***** RECORDS FOR PROCESSING
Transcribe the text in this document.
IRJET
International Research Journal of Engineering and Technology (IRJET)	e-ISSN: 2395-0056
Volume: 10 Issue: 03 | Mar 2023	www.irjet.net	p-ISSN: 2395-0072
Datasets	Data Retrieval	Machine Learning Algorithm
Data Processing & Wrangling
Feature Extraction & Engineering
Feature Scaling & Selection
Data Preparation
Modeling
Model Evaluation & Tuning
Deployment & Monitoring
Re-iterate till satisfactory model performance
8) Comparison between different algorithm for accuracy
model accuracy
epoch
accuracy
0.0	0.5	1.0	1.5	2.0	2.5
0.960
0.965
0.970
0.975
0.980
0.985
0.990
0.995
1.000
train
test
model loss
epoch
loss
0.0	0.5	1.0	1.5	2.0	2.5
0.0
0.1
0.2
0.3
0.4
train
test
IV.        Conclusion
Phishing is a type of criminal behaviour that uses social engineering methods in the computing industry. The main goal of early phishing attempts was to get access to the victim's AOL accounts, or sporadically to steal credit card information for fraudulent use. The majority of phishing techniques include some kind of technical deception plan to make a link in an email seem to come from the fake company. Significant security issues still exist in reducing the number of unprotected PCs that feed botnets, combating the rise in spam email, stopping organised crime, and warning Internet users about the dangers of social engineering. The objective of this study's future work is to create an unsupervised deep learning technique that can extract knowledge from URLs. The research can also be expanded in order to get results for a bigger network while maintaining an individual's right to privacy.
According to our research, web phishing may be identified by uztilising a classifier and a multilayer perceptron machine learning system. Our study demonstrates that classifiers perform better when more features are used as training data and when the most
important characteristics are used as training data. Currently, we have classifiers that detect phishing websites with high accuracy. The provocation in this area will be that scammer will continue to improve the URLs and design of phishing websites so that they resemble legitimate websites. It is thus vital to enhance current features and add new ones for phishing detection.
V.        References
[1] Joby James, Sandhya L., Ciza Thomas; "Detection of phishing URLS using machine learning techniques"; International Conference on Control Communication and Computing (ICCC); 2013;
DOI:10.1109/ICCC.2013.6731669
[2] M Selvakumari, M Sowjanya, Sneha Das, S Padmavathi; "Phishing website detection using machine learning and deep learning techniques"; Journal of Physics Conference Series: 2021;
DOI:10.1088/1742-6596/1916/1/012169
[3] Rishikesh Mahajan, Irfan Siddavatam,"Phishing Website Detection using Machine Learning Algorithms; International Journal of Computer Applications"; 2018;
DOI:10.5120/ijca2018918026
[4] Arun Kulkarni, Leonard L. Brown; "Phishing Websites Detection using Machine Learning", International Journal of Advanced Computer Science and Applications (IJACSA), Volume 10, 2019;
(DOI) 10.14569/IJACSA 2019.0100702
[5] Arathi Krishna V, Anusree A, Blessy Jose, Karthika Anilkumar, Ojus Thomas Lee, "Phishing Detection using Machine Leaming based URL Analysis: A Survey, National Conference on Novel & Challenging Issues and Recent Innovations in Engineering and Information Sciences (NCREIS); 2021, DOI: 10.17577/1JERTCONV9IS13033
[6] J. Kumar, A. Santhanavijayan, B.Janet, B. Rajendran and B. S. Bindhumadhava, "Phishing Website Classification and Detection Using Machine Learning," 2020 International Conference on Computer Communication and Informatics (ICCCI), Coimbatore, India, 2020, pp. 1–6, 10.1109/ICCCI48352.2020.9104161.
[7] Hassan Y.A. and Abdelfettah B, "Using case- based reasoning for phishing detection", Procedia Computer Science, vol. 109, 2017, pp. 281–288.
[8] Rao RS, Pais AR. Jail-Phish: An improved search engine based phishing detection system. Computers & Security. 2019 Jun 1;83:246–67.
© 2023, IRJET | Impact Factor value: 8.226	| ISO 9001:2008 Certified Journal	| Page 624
**********
» **TASK OBJECTIVE**
Repeat every record exactly as written, please.

» **SOLUTION TO THIS PROBLEM**
Transcribe the text in this document.
IRJET
International Research Journal of Engineering and Technology (IRJET)	e-ISSN: 2395-0056
Volume: 10 Issue: 03 | Mar 2023	www.irjet.net	p-ISSN: 2395-0072
Datasets	Data Retrieval	Machine Learning Algorithm
Data Processing & Wrangling
Feature Extraction & Engineering
Feature Scaling & Selection
Data Preparation
Modeling
Model Evaluation & Tuning
Deployment & Monitoring
Re-iterate till satisfactory model performance
8) Comparison between different algorithm for accuracy
model accuracy
epoch
accuracy
0.0	0.5	1.0	1.5	2.0	2.5
0.960
0.965
0.970
0.975
0.980
0.985
0.990
0.995
1.000
train
test
model loss
epoch
loss
0.0	0.5	1.0	1.5	2.0	2.5
0.0
0.1
0.2
0.3
0.4
train
test
IV.        Conclusion
Phishing is a type of criminal behaviour that uses social engineering methods in the computing industry. The main goal of early phishing attempts was to get access to the victim's AOL accounts, or sporadically to steal credit card information for fraudulent use. The majority of phishing techniques include some kind of technical deception plan to make a link in an email seem to come from the fake company. Significant security issues still exist in reducing the number of unprotected PCs that feed botnets, combating the rise in spam email, stopping organised crime, and warning Internet users about the dangers of social engineering. The objective of this study's future work is to create an unsupervised deep learning technique that can extract knowledge from URLs. The research can also be expanded in order to get results for a bigger network while maintaining an individual's right to privacy.
According to our research, web phishing may be identified by uztilising a classifier and a multilayer perceptron machine learning system. Our study demonstrates that classifiers perform better when more features are used as training data and when the most
important characteristics are used as training data. Currently, we have classifiers that detect phishing websites with high accuracy. The provocation in this area will be that scammer will continue to improve the URLs and design of phishing websites so that they resemble legitimate websites. It is thus vital to enhance current features and add new ones for phishing detection.
V.        References
[1] Joby James, Sandhya L., Ciza Thomas; "Detection of phishing URLS using machine learning techniques"; International Conference on Control Communication and Computing (ICCC); 2013;
DOI:10.1109/ICCC.2013.6731669
[2] M Selvakumari, M Sowjanya, Sneha Das, S Padmavathi; "Phishing website detection using machine learning and deep learning techniques"; Journal of Physics Conference Series: 2021;
DOI:10.1088/1742-6596/1916/1/012169
[3] Rishikesh Mahajan, Irfan Siddavatam,"Phishing Website Detection using Machine Learning Algorithms; International Journal of Computer Applications"; 2018;
DOI:10.5120/ijca2018918026
[4] Arun Kulkarni, Leonard L. Brown; "Phishing Websites Detection using Machine Learning", International Journal of Advanced Computer Science and Applications (IJACSA), Volume 10, 2019;
(DOI) 10.14569/IJACSA 2019.0100702
[5] Arathi Krishna V, Anusree A, Blessy Jose, Karthika Anilkumar, Ojus Thomas Lee, "Phishing Detection using Machine Leaming based URL Analysis: A Survey, National Conference on Novel & Challenging Issues and Recent Innovations in Engineering and Information Sciences (NCREIS); 2021, DOI: 10.17577/1JERTCONV9IS13033
[6] J. Kumar, A. Santhanavijayan, B.Janet, B. Rajendran and B. S. Bindhumadhava, "Phishing Website Classification and Detection Using Machine Learning," 2020 International Conference on Computer Communication and Informatics (ICCCI), Coimbatore, India, 2020, pp. 1–6, 10.1109/ICCCI48352.2020.9104161.
[7] Hassan Y.A. and Abdelfettah B, "Using case- based reasoning for phishing detection", Procedia Computer Science, vol. 109, 2017, pp. 281–288.
[8] Rao RS, Pais AR. Jail-Phish: An improved search engine based phishing detection system. Computers & Security. 2019 Jun 1;83:246–67.
© 2023, IRJET | Impact Factor value: 8.226	| ISO 9001:2008 Certified Journal	| Page 624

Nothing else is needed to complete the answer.